Task objective: Return the listing below exactly, with the pictures dropped.

Extracted entries:
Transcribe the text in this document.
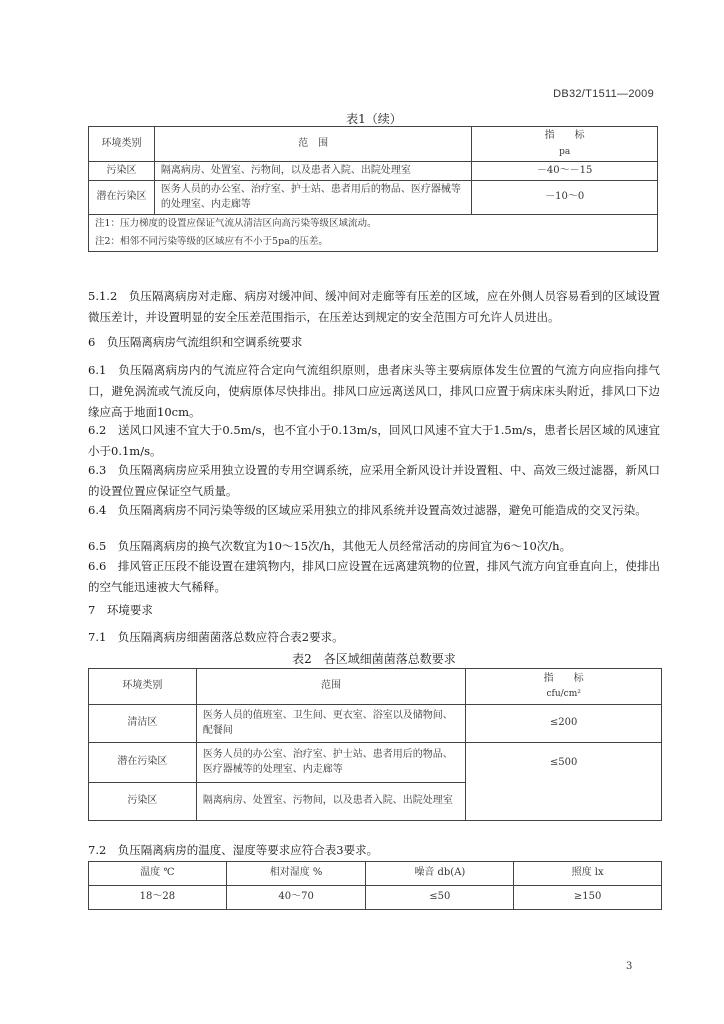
DB32/T1511—2009
表1（续）
环境类别	范　围	指　　标
pa

污染区	隔离病房、处置室、污物间，以及患者入院、出院处理室	－40～－15
潜在污染区	医务人员的办公室、治疗室、护士站、患者用后的物品、医疗器械等的处理室、内走廊等	－10～0
注1：压力梯度的设置应保证气流从清洁区向高污染等级区域流动。		
注2：相邻不同污染等级的区域应有不小于5pa的压差。		
5.1.2　负压隔离病房对走廊、病房对缓冲间、缓冲间对走廊等有压差的区域，应在外侧人员容易看到的区域设置微压差计，并设置明显的安全压差范围指示，在压差达到规定的安全范围方可允许人员进出。
6　负压隔离病房气流组织和空调系统要求
6.1　负压隔离病房内的气流应符合定向气流组织原则，患者床头等主要病原体发生位置的气流方向应指向排气口，避免涡流或气流反向，使病原体尽快排出。排风口应远离送风口，排风口应置于病床床头附近，排风口下边缘应高于地面10cm。
6.2　送风口风速不宜大于0.5m/s，也不宜小于0.13m/s，回风口风速不宜大于1.5m/s，患者长居区域的风速宜小于0.1m/s。
6.3　负压隔离病房应采用独立设置的专用空调系统，应采用全新风设计并设置粗、中、高效三级过滤器，新风口的设置位置应保证空气质量。
6.4　负压隔离病房不同污染等级的区域应采用独立的排风系统并设置高效过滤器，避免可能造成的交叉污染。
6.5　负压隔离病房的换气次数宜为10～15次/h，其他无人员经常活动的房间宜为6～10次/h。
6.6　排风管正压段不能设置在建筑物内，排风口应设置在远离建筑物的位置，排风气流方向宜垂直向上，使排出的空气能迅速被大气稀释。
7　环境要求
7.1　负压隔离病房细菌菌落总数应符合表2要求。
表2　各区域细菌菌落总数要求
环境类别	范围	指　　标
cfu/cm²

清洁区	医务人员的值班室、卫生间、更衣室、浴室以及储物间、配餐间	≤200
潜在污染区	医务人员的办公室、治疗室、护士站、患者用后的物品、医疗器械等的处理室、内走廊等	≤500
污染区	隔离病房、处置室、污物间，以及患者入院、出院处理室	
7.2　负压隔离病房的温度、湿度等要求应符合表3要求。
温度 ℃	相对湿度 %	噪音 db(A)	照度 lx
18～28	40～70	≤50	≥150
3
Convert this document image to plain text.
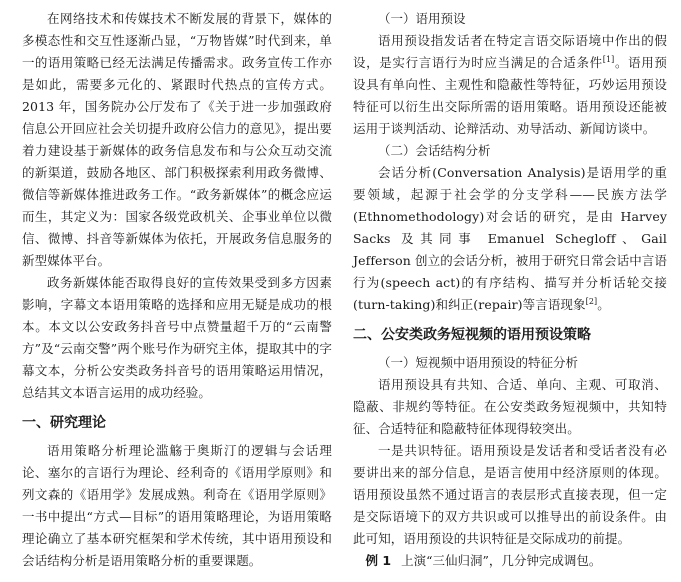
在网络技术和传媒技术不断发展的背景下，媒体的多模态性和交互性逐渐凸显，“万物皆媒”时代到来，单一的语用策略已经无法满足传播需求。政务宣传工作亦是如此，需要多元化的、紧跟时代热点的宣传方式。2013 年，国务院办公厅发布了《关于进一步加强政府信息公开回应社会关切提升政府公信力的意见》，提出要着力建设基于新媒体的政务信息发布和与公众互动交流的新渠道，鼓励各地区、部门积极探索利用政务微博、微信等新媒体推进政务工作。“政务新媒体”的概念应运而生，其定义为：国家各级党政机关、企事业单位以微信、微博、抖音等新媒体为依托，开展政务信息服务的新型媒体平台。

政务新媒体能否取得良好的宣传效果受到多方因素影响，字幕文本语用策略的选择和应用无疑是成功的根本。本文以公安政务抖音号中点赞量超千万的“云南警方”及“云南交警”两个账号作为研究主体，提取其中的字幕文本，分析公安类政务抖音号的语用策略运用情况，总结其文本语言运用的成功经验。

一、研究理论

语用策略分析理论滥觞于奥斯汀的逻辑与会话理论、塞尔的言语行为理论、经利奇的《语用学原则》和列文森的《语用学》发展成熟。利奇在《语用学原则》一书中提出“方式—目标”的语用策略理论，为语用策略理论确立了基本研究框架和学术传统，其中语用预设和会话结构分析是语用策略分析的重要课题。

（一）语用预设

语用预设指发话者在特定言语交际语境中作出的假设，是实行言语行为时应当满足的合适条件[1]。语用预设具有单向性、主观性和隐蔽性等特征，巧妙运用预设特征可以衍生出交际所需的语用策略。语用预设还能被运用于谈判活动、论辩活动、劝导活动、新闻访谈中。

（二）会话结构分析

会话分析(Conversation Analysis)是语用学的重要领域，起源于社会学的分支学科——民族方法学(Ethnomethodology)对会话的研究，是由 Harvey Sacks 及其同事 Emanuel Schegloff、Gail Jefferson 创立的会话分析，被用于研究日常会话中言语行为(speech act)的有序结构、描写并分析话轮交接(turn-taking)和纠正(repair)等言语现象[2]。

二、公安类政务短视频的语用预设策略
（一）短视频中语用预设的特征分析

语用预设具有共知、合适、单向、主观、可取消、隐蔽、非规约等特征。在公安类政务短视频中，共知特征、合适特征和隐蔽特征体现得较突出。

一是共识特征。语用预设是发话者和受话者没有必要讲出来的部分信息，是语言使用中经济原则的体现。语用预设虽然不通过语言的表层形式直接表现，但一定是交际语境下的双方共识或可以推导出的前设条件。由此可知，语用预设的共识特征是交际成功的前提。

例 1 上演“三仙归洞”，几分钟完成调包。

Solution to the exercise:
Transcribe the text in this document.
DB32/T1511—2009
表1（续）
环境类别	范　围	指　　标
pa

污染区	隔离病房、处置室、污物间，以及患者入院、出院处理室	－40～－15
潜在污染区	医务人员的办公室、治疗室、护士站、患者用后的物品、医疗器械等的处理室、内走廊等	－10～0
注1：压力梯度的设置应保证气流从清洁区向高污染等级区域流动。		
注2：相邻不同污染等级的区域应有不小于5pa的压差。		
5.1.2　负压隔离病房对走廊、病房对缓冲间、缓冲间对走廊等有压差的区域，应在外侧人员容易看到的区域设置微压差计，并设置明显的安全压差范围指示，在压差达到规定的安全范围方可允许人员进出。
6　负压隔离病房气流组织和空调系统要求
6.1　负压隔离病房内的气流应符合定向气流组织原则，患者床头等主要病原体发生位置的气流方向应指向排气口，避免涡流或气流反向，使病原体尽快排出。排风口应远离送风口，排风口应置于病床床头附近，排风口下边缘应高于地面10cm。
6.2　送风口风速不宜大于0.5m/s，也不宜小于0.13m/s，回风口风速不宜大于1.5m/s，患者长居区域的风速宜小于0.1m/s。
6.3　负压隔离病房应采用独立设置的专用空调系统，应采用全新风设计并设置粗、中、高效三级过滤器，新风口的设置位置应保证空气质量。
6.4　负压隔离病房不同污染等级的区域应采用独立的排风系统并设置高效过滤器，避免可能造成的交叉污染。
6.5　负压隔离病房的换气次数宜为10～15次/h，其他无人员经常活动的房间宜为6～10次/h。
6.6　排风管正压段不能设置在建筑物内，排风口应设置在远离建筑物的位置，排风气流方向宜垂直向上，使排出的空气能迅速被大气稀释。
7　环境要求
7.1　负压隔离病房细菌菌落总数应符合表2要求。
表2　各区域细菌菌落总数要求
环境类别	范围	指　　标
cfu/cm²

清洁区	医务人员的值班室、卫生间、更衣室、浴室以及储物间、配餐间	≤200
潜在污染区	医务人员的办公室、治疗室、护士站、患者用后的物品、医疗器械等的处理室、内走廊等	≤500
污染区	隔离病房、处置室、污物间，以及患者入院、出院处理室	
7.2　负压隔离病房的温度、湿度等要求应符合表3要求。
温度 ℃	相对湿度 %	噪音 db(A)	照度 lx
18～28	40～70	≤50	≥150
3
Convert this document image to plain text.
在网络技术和传媒技术不断发展的背景下，媒体的多模态性和交互性逐渐凸显，“万物皆媒”时代到来，单一的语用策略已经无法满足传播需求。政务宣传工作亦是如此，需要多元化的、紧跟时代热点的宣传方式。2013 年，国务院办公厅发布了《关于进一步加强政府信息公开回应社会关切提升政府公信力的意见》，提出要着力建设基于新媒体的政务信息发布和与公众互动交流的新渠道，鼓励各地区、部门积极探索利用政务微博、微信等新媒体推进政务工作。“政务新媒体”的概念应运而生，其定义为：国家各级党政机关、企事业单位以微信、微博、抖音等新媒体为依托，开展政务信息服务的新型媒体平台。

政务新媒体能否取得良好的宣传效果受到多方因素影响，字幕文本语用策略的选择和应用无疑是成功的根本。本文以公安政务抖音号中点赞量超千万的“云南警方”及“云南交警”两个账号作为研究主体，提取其中的字幕文本，分析公安类政务抖音号的语用策略运用情况，总结其文本语言运用的成功经验。

一、研究理论

语用策略分析理论滥觞于奥斯汀的逻辑与会话理论、塞尔的言语行为理论、经利奇的《语用学原则》和列文森的《语用学》发展成熟。利奇在《语用学原则》一书中提出“方式—目标”的语用策略理论，为语用策略理论确立了基本研究框架和学术传统，其中语用预设和会话结构分析是语用策略分析的重要课题。

（一）语用预设

语用预设指发话者在特定言语交际语境中作出的假设，是实行言语行为时应当满足的合适条件[1]。语用预设具有单向性、主观性和隐蔽性等特征，巧妙运用预设特征可以衍生出交际所需的语用策略。语用预设还能被运用于谈判活动、论辩活动、劝导活动、新闻访谈中。

（二）会话结构分析

会话分析(Conversation Analysis)是语用学的重要领域，起源于社会学的分支学科——民族方法学(Ethnomethodology)对会话的研究，是由 Harvey Sacks 及其同事 Emanuel Schegloff、Gail Jefferson 创立的会话分析，被用于研究日常会话中言语行为(speech act)的有序结构、描写并分析话轮交接(turn-taking)和纠正(repair)等言语现象[2]。

二、公安类政务短视频的语用预设策略
（一）短视频中语用预设的特征分析

语用预设具有共知、合适、单向、主观、可取消、隐蔽、非规约等特征。在公安类政务短视频中，共知特征、合适特征和隐蔽特征体现得较突出。

一是共识特征。语用预设是发话者和受话者没有必要讲出来的部分信息，是语言使用中经济原则的体现。语用预设虽然不通过语言的表层形式直接表现，但一定是交际语境下的双方共识或可以推导出的前设条件。由此可知，语用预设的共识特征是交际成功的前提。

例 1 上演“三仙归洞”，几分钟完成调包。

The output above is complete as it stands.